- [Dataset records]:
=-=-=-=-=

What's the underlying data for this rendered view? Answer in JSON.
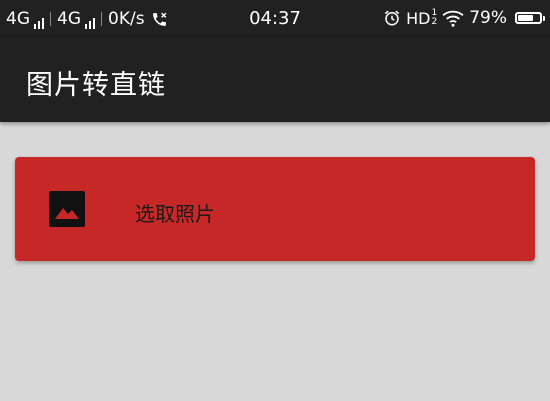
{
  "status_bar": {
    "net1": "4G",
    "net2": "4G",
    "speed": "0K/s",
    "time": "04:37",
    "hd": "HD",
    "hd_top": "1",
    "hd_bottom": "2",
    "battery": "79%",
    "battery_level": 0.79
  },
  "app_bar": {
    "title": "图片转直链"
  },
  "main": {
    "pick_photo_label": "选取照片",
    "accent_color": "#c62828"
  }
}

=-=-=-=-=

- [Task instructions]: Return to the listing above and set it down exactly, leaving out its pictures.

- [Task solution]:
What's the underlying data for this rendered view? Answer in JSON.
{
  "status_bar": {
    "net1": "4G",
    "net2": "4G",
    "speed": "0K/s",
    "time": "04:37",
    "hd": "HD",
    "hd_top": "1",
    "hd_bottom": "2",
    "battery": "79%",
    "battery_level": 0.79
  },
  "app_bar": {
    "title": "图片转直链"
  },
  "main": {
    "pick_photo_label": "选取照片",
    "accent_color": "#c62828"
  }
}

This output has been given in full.